● **WHAT YOU WILL DO**: Which lines of the records contain "this"? Collect every one of them.

START DATA SUPPLIED

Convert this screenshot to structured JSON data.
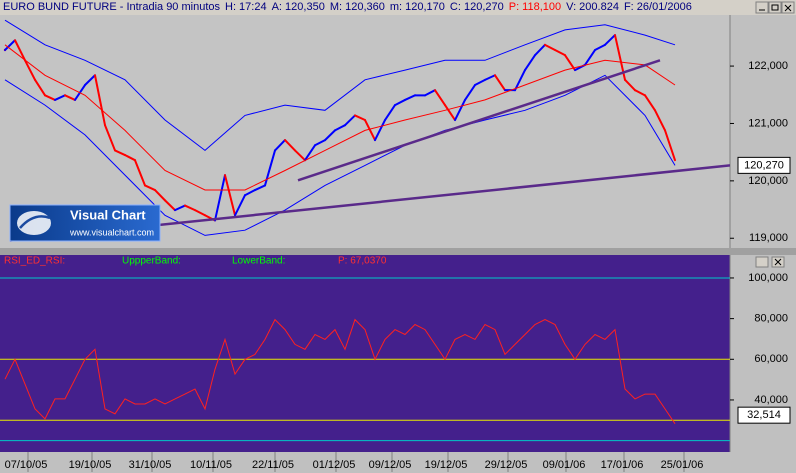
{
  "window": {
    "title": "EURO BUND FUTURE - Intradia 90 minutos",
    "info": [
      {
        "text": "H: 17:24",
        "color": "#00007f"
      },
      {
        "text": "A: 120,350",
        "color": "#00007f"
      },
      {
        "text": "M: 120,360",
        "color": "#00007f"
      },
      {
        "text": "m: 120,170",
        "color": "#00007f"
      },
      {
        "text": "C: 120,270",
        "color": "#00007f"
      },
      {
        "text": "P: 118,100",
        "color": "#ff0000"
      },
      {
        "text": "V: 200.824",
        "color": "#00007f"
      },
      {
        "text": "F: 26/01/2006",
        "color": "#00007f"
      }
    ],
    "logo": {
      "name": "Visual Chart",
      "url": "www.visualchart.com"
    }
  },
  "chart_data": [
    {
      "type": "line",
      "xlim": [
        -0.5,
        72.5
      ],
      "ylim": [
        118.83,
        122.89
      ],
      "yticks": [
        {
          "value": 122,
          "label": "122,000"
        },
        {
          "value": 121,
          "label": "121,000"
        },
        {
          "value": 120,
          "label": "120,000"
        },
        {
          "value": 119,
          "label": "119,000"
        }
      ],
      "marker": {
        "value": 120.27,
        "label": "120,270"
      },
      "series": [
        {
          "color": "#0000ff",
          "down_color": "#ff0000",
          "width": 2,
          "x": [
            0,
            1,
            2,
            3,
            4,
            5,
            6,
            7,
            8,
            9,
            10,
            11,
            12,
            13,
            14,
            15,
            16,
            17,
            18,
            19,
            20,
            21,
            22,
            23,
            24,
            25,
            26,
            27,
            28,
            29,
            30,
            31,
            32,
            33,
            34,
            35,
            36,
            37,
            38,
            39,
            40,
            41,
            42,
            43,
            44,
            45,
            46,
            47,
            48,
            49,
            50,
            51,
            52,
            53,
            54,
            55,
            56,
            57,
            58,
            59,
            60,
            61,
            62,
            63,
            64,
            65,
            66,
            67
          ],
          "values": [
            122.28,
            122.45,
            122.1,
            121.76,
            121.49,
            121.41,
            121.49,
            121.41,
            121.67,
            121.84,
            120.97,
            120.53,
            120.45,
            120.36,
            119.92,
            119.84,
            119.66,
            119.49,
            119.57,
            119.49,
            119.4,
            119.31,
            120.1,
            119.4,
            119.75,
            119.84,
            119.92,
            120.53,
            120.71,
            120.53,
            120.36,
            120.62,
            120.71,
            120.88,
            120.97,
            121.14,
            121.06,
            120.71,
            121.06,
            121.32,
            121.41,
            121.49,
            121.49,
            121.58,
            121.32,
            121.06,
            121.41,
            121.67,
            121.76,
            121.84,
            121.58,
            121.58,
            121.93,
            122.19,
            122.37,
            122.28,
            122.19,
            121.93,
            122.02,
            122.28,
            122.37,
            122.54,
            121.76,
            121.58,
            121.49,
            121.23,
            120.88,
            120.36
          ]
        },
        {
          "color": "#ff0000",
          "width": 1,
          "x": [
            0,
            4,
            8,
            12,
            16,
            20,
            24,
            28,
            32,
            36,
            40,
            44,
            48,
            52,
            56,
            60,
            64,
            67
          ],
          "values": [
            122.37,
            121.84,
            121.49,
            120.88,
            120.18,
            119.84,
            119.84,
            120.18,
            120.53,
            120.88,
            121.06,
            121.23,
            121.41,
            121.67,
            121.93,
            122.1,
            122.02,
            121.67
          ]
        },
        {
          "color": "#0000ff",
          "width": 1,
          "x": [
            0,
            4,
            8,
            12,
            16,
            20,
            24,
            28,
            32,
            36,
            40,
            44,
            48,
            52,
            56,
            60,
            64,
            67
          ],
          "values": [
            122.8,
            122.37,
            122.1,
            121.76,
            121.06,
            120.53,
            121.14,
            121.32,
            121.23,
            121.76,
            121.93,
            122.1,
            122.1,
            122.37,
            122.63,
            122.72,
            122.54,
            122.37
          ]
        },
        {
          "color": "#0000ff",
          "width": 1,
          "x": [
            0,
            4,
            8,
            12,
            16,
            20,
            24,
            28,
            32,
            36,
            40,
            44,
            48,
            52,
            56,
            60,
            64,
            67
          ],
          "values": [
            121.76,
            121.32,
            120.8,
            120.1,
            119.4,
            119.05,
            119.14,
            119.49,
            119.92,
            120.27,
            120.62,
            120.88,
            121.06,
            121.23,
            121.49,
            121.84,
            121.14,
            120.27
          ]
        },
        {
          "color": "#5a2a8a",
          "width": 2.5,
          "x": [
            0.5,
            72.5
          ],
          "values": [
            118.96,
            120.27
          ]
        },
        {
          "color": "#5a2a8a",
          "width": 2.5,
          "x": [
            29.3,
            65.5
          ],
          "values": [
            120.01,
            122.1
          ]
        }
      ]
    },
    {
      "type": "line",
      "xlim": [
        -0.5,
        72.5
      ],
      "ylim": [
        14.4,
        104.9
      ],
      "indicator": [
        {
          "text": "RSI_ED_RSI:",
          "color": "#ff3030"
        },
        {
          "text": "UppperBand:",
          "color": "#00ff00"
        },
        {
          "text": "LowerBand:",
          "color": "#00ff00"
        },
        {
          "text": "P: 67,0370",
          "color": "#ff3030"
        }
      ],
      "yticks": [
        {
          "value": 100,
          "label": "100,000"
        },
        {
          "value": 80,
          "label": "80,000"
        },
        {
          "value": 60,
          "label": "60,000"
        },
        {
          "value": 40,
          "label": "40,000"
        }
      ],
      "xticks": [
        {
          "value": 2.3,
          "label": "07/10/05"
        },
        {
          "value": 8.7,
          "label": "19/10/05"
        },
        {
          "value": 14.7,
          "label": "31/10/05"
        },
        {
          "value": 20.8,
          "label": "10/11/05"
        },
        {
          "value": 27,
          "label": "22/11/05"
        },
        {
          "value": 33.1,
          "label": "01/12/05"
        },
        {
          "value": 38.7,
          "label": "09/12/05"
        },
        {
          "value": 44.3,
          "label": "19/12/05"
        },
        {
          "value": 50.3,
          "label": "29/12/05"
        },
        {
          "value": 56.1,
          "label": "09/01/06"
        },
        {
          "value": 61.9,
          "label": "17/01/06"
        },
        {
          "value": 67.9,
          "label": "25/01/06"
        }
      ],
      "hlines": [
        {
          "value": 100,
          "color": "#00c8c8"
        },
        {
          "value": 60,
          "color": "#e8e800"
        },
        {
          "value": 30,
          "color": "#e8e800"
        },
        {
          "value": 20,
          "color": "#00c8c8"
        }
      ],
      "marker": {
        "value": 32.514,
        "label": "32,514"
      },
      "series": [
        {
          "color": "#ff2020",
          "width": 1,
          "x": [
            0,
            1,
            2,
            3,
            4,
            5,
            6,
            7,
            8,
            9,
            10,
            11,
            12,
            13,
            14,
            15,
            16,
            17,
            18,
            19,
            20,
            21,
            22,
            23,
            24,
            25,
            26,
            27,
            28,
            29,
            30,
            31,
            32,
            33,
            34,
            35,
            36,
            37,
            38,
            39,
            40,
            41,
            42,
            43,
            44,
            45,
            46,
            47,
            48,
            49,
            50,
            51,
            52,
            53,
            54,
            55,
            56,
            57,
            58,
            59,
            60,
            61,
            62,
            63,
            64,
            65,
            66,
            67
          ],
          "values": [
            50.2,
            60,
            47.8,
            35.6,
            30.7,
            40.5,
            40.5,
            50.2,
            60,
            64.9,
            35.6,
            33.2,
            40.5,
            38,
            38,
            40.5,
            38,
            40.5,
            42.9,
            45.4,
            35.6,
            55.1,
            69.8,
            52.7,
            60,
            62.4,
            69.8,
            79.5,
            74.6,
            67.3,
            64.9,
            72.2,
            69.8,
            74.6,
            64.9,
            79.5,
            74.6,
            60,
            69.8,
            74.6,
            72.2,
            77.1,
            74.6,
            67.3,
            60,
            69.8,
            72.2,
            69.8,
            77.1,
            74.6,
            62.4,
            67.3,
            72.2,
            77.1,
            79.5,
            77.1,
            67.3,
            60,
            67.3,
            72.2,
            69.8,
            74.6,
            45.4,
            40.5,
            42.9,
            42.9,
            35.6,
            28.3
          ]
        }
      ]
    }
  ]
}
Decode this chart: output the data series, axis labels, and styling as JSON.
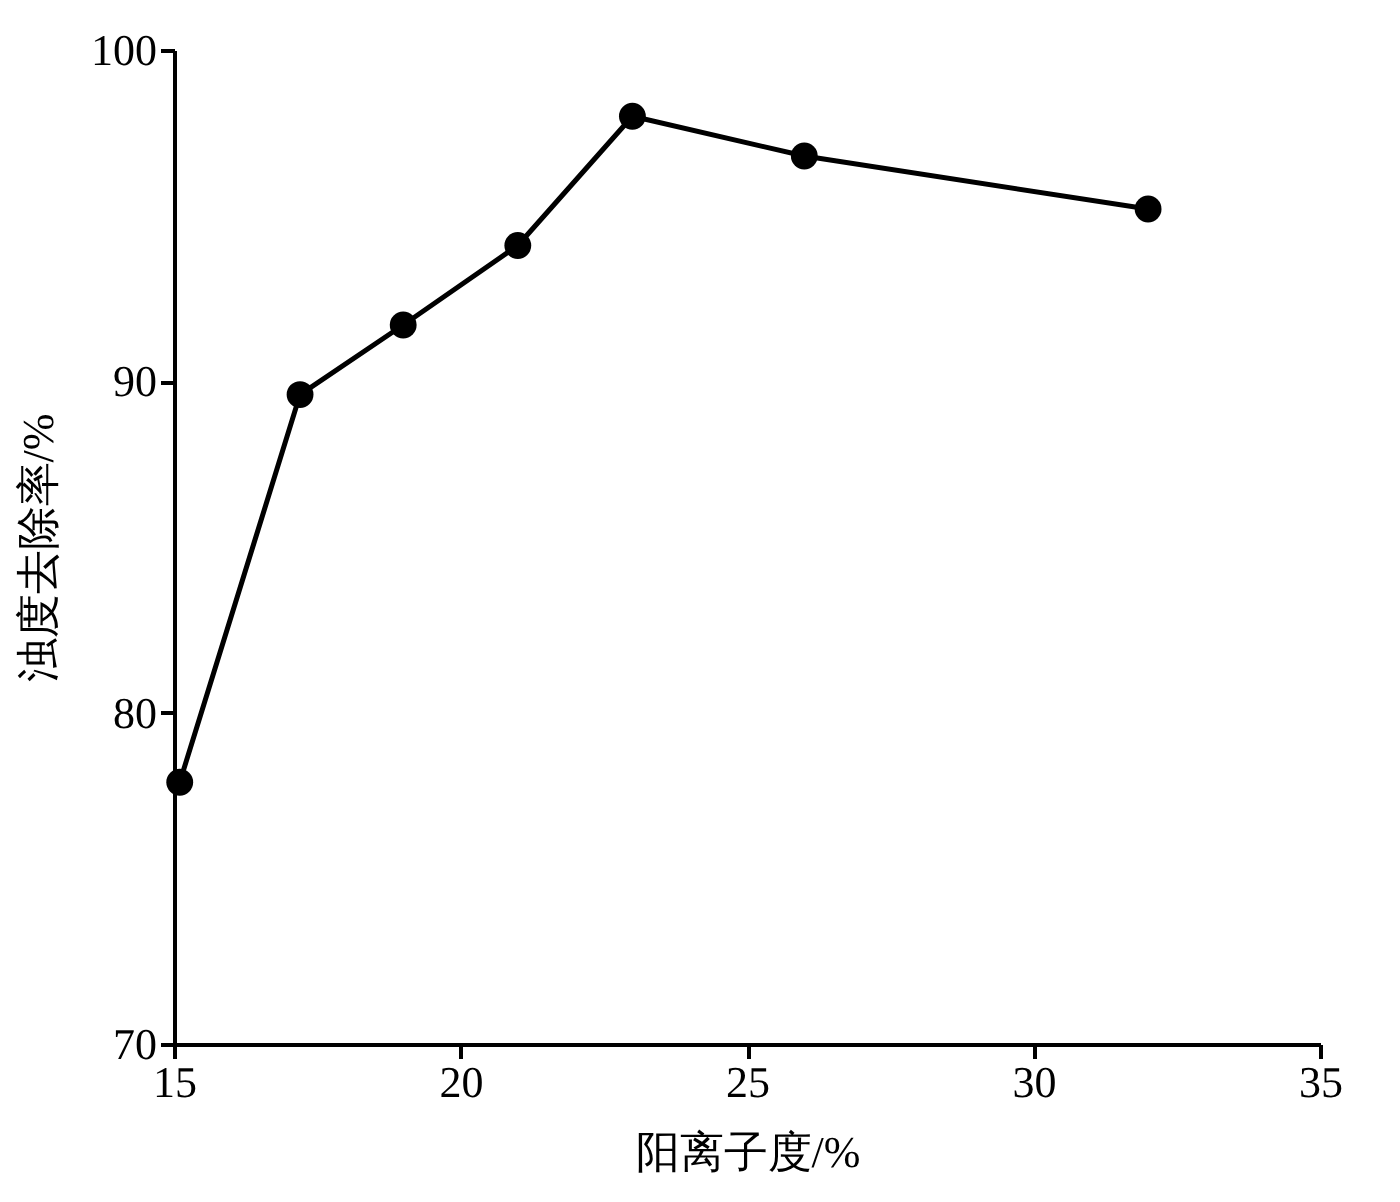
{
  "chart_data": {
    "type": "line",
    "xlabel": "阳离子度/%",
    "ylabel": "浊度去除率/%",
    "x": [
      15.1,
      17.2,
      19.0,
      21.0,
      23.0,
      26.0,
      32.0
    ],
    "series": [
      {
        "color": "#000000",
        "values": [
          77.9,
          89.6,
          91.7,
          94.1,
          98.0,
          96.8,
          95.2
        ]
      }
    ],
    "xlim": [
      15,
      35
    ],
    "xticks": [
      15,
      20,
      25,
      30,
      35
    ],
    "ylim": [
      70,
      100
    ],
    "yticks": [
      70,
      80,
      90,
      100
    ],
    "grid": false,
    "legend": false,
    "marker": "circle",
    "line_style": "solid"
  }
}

END DATA SUPPLIED

● **OUTPUT OF THE EXERCISE**:
Convert this screenshot to structured JSON data.
Decode this chart: output the data series, axis labels, and styling as JSON.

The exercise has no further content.